Problem description :: Print every entry exactly as written.

Dataset entries ::
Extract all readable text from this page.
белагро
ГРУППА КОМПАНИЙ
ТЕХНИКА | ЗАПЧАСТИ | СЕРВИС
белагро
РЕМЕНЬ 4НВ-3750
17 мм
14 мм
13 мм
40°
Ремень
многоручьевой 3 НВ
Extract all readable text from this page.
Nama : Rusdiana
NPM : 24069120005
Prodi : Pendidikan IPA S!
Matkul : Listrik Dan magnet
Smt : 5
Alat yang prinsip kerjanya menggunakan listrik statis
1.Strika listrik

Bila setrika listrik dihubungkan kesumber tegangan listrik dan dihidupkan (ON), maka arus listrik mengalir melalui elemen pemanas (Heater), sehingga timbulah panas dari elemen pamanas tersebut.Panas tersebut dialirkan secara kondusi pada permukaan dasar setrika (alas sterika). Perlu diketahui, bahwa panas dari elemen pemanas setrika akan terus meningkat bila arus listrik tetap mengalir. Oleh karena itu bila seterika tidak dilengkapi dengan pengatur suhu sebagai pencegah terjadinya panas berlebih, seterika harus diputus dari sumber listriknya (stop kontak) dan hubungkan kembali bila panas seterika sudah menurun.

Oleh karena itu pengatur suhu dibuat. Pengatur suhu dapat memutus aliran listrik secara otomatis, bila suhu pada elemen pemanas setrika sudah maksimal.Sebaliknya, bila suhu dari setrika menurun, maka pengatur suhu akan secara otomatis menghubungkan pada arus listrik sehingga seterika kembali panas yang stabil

Exercise answer ::
Extract all readable text from this page.
белагро
ГРУППА КОМПАНИЙ
ТЕХНИКА | ЗАПЧАСТИ | СЕРВИС
белагро
РЕМЕНЬ 4НВ-3750
17 мм
14 мм
13 мм
40°
Ремень
многоручьевой 3 НВ
Extract all readable text from this page.
Nama : Rusdiana
NPM : 24069120005
Prodi : Pendidikan IPA S!
Matkul : Listrik Dan magnet
Smt : 5
Alat yang prinsip kerjanya menggunakan listrik statis
1.Strika listrik

Bila setrika listrik dihubungkan kesumber tegangan listrik dan dihidupkan (ON), maka arus listrik mengalir melalui elemen pemanas (Heater), sehingga timbulah panas dari elemen pamanas tersebut.Panas tersebut dialirkan secara kondusi pada permukaan dasar setrika (alas sterika). Perlu diketahui, bahwa panas dari elemen pemanas setrika akan terus meningkat bila arus listrik tetap mengalir. Oleh karena itu bila seterika tidak dilengkapi dengan pengatur suhu sebagai pencegah terjadinya panas berlebih, seterika harus diputus dari sumber listriknya (stop kontak) dan hubungkan kembali bila panas seterika sudah menurun.

Oleh karena itu pengatur suhu dibuat. Pengatur suhu dapat memutus aliran listrik secara otomatis, bila suhu pada elemen pemanas setrika sudah maksimal.Sebaliknya, bila suhu dari setrika menurun, maka pengatur suhu akan secara otomatis menghubungkan pada arus listrik sehingga seterika kembali panas yang stabil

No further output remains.